■ **Description of the task**
Take from the data every line in which the word "Mars" is found.

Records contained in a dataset
==========
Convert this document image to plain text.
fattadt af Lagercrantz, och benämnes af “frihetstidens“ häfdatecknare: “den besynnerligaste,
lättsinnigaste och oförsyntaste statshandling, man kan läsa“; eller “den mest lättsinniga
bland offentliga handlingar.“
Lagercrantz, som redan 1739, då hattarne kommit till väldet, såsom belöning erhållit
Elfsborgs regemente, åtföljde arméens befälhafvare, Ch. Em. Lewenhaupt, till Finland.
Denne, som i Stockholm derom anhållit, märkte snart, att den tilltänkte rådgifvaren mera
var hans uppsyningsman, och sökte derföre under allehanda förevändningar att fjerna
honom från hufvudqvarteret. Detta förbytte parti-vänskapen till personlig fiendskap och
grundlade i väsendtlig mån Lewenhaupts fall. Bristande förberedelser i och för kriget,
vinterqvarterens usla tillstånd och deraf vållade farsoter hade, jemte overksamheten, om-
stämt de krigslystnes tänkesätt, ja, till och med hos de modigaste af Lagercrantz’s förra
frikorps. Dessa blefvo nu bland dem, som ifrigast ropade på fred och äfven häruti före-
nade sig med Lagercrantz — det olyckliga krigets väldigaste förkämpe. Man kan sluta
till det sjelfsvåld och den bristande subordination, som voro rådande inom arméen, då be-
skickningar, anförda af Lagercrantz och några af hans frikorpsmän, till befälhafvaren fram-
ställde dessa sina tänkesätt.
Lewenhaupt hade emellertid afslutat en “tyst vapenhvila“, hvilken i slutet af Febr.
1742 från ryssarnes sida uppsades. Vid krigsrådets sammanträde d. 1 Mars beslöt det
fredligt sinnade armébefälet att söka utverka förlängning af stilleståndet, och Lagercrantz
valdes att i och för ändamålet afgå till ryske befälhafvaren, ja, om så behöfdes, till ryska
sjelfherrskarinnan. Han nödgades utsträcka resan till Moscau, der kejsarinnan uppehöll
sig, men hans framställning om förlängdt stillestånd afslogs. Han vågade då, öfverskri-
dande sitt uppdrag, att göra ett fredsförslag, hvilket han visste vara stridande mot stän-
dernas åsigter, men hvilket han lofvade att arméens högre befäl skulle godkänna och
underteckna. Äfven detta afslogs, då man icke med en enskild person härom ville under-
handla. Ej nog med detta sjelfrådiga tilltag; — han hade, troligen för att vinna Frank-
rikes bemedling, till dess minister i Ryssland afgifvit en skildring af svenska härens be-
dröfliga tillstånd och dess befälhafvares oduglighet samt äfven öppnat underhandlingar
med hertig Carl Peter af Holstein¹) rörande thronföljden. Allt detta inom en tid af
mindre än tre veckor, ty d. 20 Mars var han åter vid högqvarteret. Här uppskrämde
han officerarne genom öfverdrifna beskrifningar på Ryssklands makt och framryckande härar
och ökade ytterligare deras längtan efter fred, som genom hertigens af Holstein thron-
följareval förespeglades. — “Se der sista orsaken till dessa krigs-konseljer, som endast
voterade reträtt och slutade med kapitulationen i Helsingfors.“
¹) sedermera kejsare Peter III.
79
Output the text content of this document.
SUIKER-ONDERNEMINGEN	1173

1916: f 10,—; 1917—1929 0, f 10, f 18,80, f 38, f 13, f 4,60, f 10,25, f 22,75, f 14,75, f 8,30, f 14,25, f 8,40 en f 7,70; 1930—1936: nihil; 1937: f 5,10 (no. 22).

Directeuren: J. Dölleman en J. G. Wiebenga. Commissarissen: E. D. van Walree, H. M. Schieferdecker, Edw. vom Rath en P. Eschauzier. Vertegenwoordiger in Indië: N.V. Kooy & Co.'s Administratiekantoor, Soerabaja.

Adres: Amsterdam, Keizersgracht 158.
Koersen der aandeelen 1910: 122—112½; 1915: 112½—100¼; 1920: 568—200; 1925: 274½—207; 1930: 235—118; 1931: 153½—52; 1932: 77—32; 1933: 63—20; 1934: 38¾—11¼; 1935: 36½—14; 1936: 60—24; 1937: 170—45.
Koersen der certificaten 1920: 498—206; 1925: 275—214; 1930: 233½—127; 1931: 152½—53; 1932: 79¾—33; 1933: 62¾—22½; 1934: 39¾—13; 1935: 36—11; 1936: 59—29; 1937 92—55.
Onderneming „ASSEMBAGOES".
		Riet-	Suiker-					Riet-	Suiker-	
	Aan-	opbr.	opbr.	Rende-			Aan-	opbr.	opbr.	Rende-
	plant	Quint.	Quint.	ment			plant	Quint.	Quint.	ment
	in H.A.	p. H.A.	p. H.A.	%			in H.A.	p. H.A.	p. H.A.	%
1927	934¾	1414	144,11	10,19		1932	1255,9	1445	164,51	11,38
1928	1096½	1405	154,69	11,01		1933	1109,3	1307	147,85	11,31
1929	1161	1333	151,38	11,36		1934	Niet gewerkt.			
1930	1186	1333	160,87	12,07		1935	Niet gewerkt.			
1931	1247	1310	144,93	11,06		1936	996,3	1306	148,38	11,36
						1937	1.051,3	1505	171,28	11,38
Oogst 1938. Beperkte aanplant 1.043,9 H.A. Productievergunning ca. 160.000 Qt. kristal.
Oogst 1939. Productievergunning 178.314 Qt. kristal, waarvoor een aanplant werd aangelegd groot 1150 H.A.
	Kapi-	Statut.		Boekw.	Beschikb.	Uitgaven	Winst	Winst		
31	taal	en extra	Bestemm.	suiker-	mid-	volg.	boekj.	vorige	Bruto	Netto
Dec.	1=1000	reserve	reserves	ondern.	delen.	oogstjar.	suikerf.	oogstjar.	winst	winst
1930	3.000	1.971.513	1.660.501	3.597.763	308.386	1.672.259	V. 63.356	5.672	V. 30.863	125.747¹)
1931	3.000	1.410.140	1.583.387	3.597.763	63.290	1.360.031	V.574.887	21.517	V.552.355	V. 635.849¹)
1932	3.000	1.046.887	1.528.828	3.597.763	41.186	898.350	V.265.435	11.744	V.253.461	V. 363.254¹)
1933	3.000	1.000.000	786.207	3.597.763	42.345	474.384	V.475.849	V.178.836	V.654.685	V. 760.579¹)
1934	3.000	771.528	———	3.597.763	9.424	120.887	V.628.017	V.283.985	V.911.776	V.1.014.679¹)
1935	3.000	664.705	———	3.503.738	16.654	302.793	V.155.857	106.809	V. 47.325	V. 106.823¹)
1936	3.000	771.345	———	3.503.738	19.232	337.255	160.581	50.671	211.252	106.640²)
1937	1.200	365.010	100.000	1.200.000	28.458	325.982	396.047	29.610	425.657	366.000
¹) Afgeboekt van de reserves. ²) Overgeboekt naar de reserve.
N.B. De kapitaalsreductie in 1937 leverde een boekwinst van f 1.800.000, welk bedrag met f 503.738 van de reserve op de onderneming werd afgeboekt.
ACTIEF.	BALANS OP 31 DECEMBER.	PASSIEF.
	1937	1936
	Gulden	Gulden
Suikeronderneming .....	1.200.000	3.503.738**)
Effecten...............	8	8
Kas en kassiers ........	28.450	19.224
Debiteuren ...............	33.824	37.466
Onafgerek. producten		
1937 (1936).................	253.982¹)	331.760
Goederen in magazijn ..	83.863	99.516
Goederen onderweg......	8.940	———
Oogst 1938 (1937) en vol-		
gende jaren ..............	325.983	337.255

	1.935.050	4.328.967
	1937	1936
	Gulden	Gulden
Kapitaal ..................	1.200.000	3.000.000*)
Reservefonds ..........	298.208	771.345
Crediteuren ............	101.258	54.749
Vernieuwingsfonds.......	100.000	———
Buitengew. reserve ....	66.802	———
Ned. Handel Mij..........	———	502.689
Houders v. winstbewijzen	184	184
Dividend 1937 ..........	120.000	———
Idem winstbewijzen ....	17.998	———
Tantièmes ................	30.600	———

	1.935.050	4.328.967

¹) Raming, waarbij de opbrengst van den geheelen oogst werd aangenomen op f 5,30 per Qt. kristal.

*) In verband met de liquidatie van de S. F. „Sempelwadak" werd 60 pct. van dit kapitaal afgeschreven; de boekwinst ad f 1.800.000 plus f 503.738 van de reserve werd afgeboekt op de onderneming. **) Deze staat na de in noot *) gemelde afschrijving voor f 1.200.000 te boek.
==========
■ **Answer box**
1742 från ryssarnes sida uppsades. Vid krigsrådets sammanträde d. 1 Mars beslöt det
mindre än tre veckor, ty d. 20 Mars var han åter vid högqvarteret. Här uppskrämde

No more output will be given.